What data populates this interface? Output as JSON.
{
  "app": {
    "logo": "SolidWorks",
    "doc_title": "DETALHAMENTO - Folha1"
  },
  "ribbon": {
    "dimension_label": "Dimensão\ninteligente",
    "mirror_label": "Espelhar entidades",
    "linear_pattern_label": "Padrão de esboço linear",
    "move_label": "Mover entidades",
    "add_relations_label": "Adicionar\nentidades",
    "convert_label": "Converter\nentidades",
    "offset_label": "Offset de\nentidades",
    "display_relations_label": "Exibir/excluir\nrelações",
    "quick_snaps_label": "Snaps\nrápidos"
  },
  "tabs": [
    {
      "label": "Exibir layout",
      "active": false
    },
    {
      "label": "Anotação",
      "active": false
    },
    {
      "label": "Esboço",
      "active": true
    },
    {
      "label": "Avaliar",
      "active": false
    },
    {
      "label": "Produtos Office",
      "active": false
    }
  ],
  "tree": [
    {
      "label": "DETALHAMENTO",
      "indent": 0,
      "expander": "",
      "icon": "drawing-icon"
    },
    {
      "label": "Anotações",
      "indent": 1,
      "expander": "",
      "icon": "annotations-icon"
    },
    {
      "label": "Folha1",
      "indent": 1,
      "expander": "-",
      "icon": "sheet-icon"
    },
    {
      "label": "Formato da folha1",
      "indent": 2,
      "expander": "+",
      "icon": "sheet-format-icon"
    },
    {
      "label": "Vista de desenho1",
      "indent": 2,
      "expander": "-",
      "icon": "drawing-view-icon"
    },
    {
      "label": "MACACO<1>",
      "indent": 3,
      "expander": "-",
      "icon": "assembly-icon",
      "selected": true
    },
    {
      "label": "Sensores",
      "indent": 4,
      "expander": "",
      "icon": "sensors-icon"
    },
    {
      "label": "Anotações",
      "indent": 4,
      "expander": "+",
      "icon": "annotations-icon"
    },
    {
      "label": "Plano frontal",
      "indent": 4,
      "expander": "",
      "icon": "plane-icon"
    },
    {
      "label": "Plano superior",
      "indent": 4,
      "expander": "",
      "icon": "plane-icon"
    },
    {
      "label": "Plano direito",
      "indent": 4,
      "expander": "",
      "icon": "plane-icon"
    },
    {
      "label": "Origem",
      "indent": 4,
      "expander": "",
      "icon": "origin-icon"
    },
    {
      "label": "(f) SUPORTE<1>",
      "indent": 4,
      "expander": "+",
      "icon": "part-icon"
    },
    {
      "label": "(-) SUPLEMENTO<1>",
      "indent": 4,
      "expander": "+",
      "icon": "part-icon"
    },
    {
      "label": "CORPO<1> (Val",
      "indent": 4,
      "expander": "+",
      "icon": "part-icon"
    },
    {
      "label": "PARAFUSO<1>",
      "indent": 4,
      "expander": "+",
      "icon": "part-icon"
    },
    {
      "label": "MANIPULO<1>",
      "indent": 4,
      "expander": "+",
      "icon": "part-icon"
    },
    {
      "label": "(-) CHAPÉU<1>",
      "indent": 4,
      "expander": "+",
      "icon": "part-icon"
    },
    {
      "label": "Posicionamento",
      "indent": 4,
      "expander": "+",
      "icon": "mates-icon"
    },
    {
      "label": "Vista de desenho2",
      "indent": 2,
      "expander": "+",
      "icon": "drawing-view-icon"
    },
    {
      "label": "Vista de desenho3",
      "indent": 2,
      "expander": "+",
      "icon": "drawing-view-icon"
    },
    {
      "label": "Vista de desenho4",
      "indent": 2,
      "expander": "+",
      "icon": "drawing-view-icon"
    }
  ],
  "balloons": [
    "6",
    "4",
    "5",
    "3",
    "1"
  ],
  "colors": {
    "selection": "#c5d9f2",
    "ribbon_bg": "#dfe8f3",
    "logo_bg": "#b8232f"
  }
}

WHAT YOU HAVE TO DO
Transcribe the data. Leave every line exactly as it is.

ANSWER BELOW
What data populates this interface? Output as JSON.
{
  "app": {
    "logo": "SolidWorks",
    "doc_title": "DETALHAMENTO - Folha1"
  },
  "ribbon": {
    "dimension_label": "Dimensão\ninteligente",
    "mirror_label": "Espelhar entidades",
    "linear_pattern_label": "Padrão de esboço linear",
    "move_label": "Mover entidades",
    "add_relations_label": "Adicionar\nentidades",
    "convert_label": "Converter\nentidades",
    "offset_label": "Offset de\nentidades",
    "display_relations_label": "Exibir/excluir\nrelações",
    "quick_snaps_label": "Snaps\nrápidos"
  },
  "tabs": [
    {
      "label": "Exibir layout",
      "active": false
    },
    {
      "label": "Anotação",
      "active": false
    },
    {
      "label": "Esboço",
      "active": true
    },
    {
      "label": "Avaliar",
      "active": false
    },
    {
      "label": "Produtos Office",
      "active": false
    }
  ],
  "tree": [
    {
      "label": "DETALHAMENTO",
      "indent": 0,
      "expander": "",
      "icon": "drawing-icon"
    },
    {
      "label": "Anotações",
      "indent": 1,
      "expander": "",
      "icon": "annotations-icon"
    },
    {
      "label": "Folha1",
      "indent": 1,
      "expander": "-",
      "icon": "sheet-icon"
    },
    {
      "label": "Formato da folha1",
      "indent": 2,
      "expander": "+",
      "icon": "sheet-format-icon"
    },
    {
      "label": "Vista de desenho1",
      "indent": 2,
      "expander": "-",
      "icon": "drawing-view-icon"
    },
    {
      "label": "MACACO<1>",
      "indent": 3,
      "expander": "-",
      "icon": "assembly-icon",
      "selected": true
    },
    {
      "label": "Sensores",
      "indent": 4,
      "expander": "",
      "icon": "sensors-icon"
    },
    {
      "label": "Anotações",
      "indent": 4,
      "expander": "+",
      "icon": "annotations-icon"
    },
    {
      "label": "Plano frontal",
      "indent": 4,
      "expander": "",
      "icon": "plane-icon"
    },
    {
      "label": "Plano superior",
      "indent": 4,
      "expander": "",
      "icon": "plane-icon"
    },
    {
      "label": "Plano direito",
      "indent": 4,
      "expander": "",
      "icon": "plane-icon"
    },
    {
      "label": "Origem",
      "indent": 4,
      "expander": "",
      "icon": "origin-icon"
    },
    {
      "label": "(f) SUPORTE<1>",
      "indent": 4,
      "expander": "+",
      "icon": "part-icon"
    },
    {
      "label": "(-) SUPLEMENTO<1>",
      "indent": 4,
      "expander": "+",
      "icon": "part-icon"
    },
    {
      "label": "CORPO<1> (Val",
      "indent": 4,
      "expander": "+",
      "icon": "part-icon"
    },
    {
      "label": "PARAFUSO<1>",
      "indent": 4,
      "expander": "+",
      "icon": "part-icon"
    },
    {
      "label": "MANIPULO<1>",
      "indent": 4,
      "expander": "+",
      "icon": "part-icon"
    },
    {
      "label": "(-) CHAPÉU<1>",
      "indent": 4,
      "expander": "+",
      "icon": "part-icon"
    },
    {
      "label": "Posicionamento",
      "indent": 4,
      "expander": "+",
      "icon": "mates-icon"
    },
    {
      "label": "Vista de desenho2",
      "indent": 2,
      "expander": "+",
      "icon": "drawing-view-icon"
    },
    {
      "label": "Vista de desenho3",
      "indent": 2,
      "expander": "+",
      "icon": "drawing-view-icon"
    },
    {
      "label": "Vista de desenho4",
      "indent": 2,
      "expander": "+",
      "icon": "drawing-view-icon"
    }
  ],
  "balloons": [
    "6",
    "4",
    "5",
    "3",
    "1"
  ],
  "colors": {
    "selection": "#c5d9f2",
    "ribbon_bg": "#dfe8f3",
    "logo_bg": "#b8232f"
  }
}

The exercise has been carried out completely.